**Stated exercise:** Repeat each record exactly. Any picture gets left out.

─── Dataset content

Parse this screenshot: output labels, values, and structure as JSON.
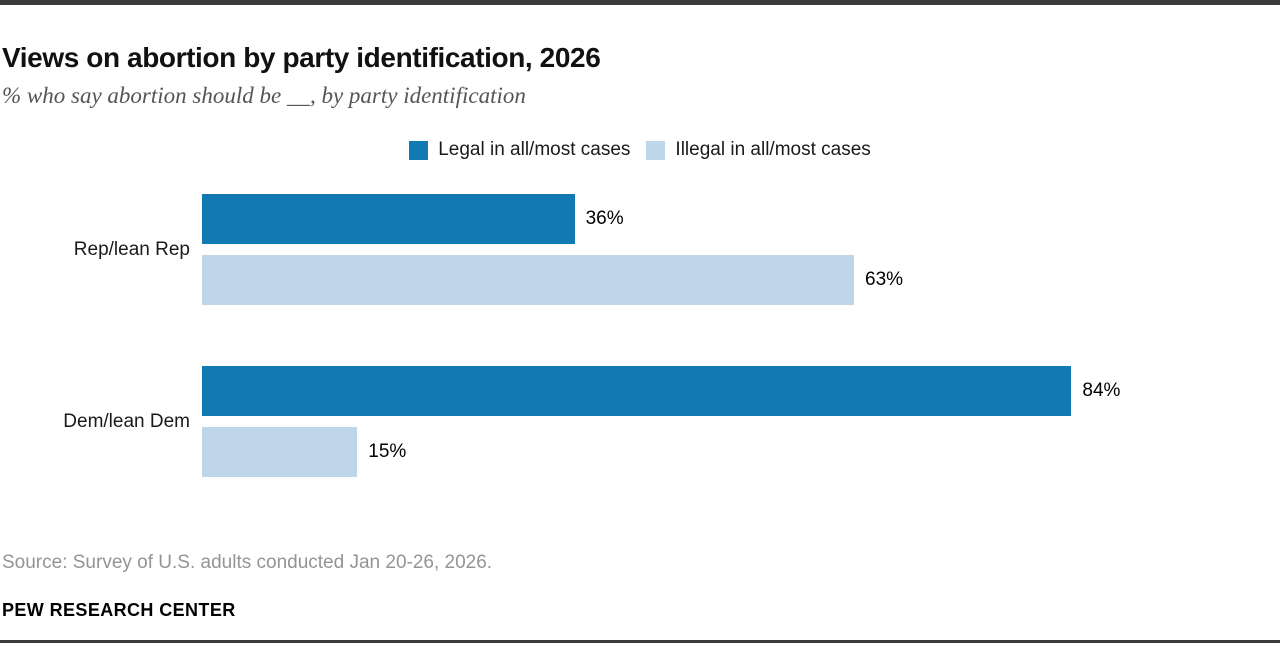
{
  "header": {
    "title": "Views on abortion by party identification, 2026",
    "subtitle": "% who say abortion should be __, by party identification"
  },
  "legend": [
    {
      "label": "Legal in all/most cases",
      "color": "#1379b2"
    },
    {
      "label": "Illegal in all/most cases",
      "color": "#bfd6ea"
    }
  ],
  "chart_data": {
    "type": "bar",
    "orientation": "horizontal",
    "title": "Views on abortion by party identification, 2026",
    "subtitle": "% who say abortion should be __, by party identification",
    "categories": [
      "Rep/lean Rep",
      "Dem/lean Dem"
    ],
    "series": [
      {
        "name": "Legal in all/most cases",
        "color": "#1379b2",
        "values": [
          36,
          84
        ]
      },
      {
        "name": "Illegal in all/most cases",
        "color": "#bfd6ea",
        "values": [
          63,
          15
        ]
      }
    ],
    "value_suffix": "%",
    "xlim": [
      0,
      100
    ],
    "grid": false,
    "legend_position": "top"
  },
  "footer": {
    "source": "Source: Survey of U.S. adults conducted Jan 20-26, 2026.",
    "brand": "PEW RESEARCH CENTER"
  }
}
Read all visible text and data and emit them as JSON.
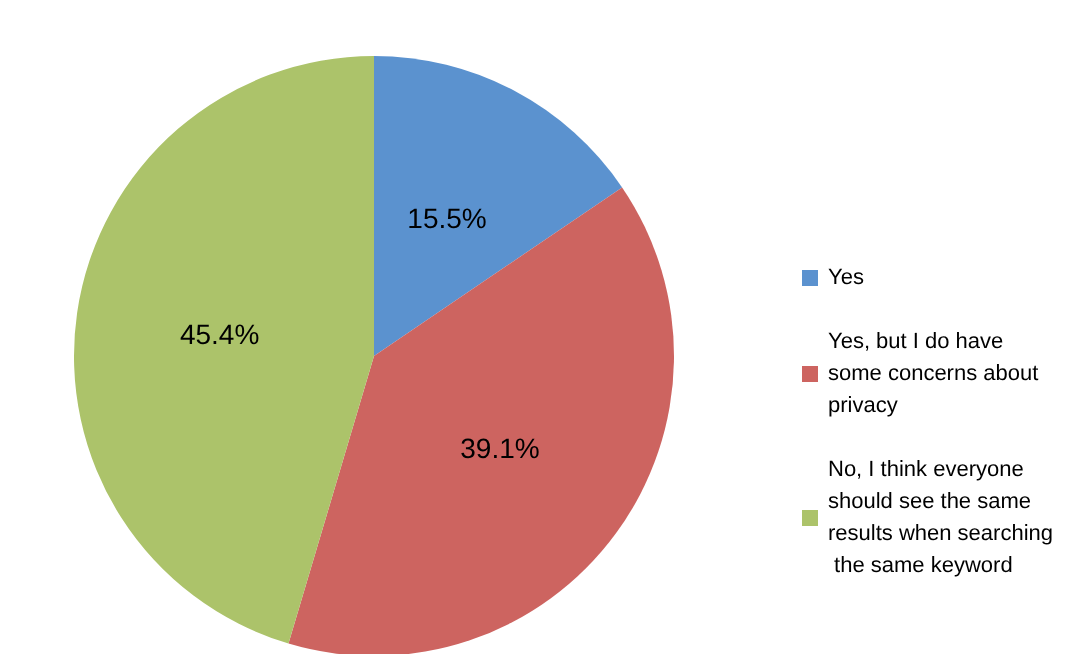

──────

**Final result:**
Parse this screenshot: output labels, values, and structure as JSON.
{
  "header": {
    "title": "Views on abortion by party identification, 2026",
    "subtitle": "% who say abortion should be __, by party identification"
  },
  "legend": [
    {
      "label": "Legal in all/most cases",
      "color": "#1379b2"
    },
    {
      "label": "Illegal in all/most cases",
      "color": "#bfd6ea"
    }
  ],
  "chart_data": {
    "type": "bar",
    "orientation": "horizontal",
    "title": "Views on abortion by party identification, 2026",
    "subtitle": "% who say abortion should be __, by party identification",
    "categories": [
      "Rep/lean Rep",
      "Dem/lean Dem"
    ],
    "series": [
      {
        "name": "Legal in all/most cases",
        "color": "#1379b2",
        "values": [
          36,
          84
        ]
      },
      {
        "name": "Illegal in all/most cases",
        "color": "#bfd6ea",
        "values": [
          63,
          15
        ]
      }
    ],
    "value_suffix": "%",
    "xlim": [
      0,
      100
    ],
    "grid": false,
    "legend_position": "top"
  },
  "footer": {
    "source": "Source: Survey of U.S. adults conducted Jan 20-26, 2026.",
    "brand": "PEW RESEARCH CENTER"
  }
}
Read all visible text and data and emit them as JSON.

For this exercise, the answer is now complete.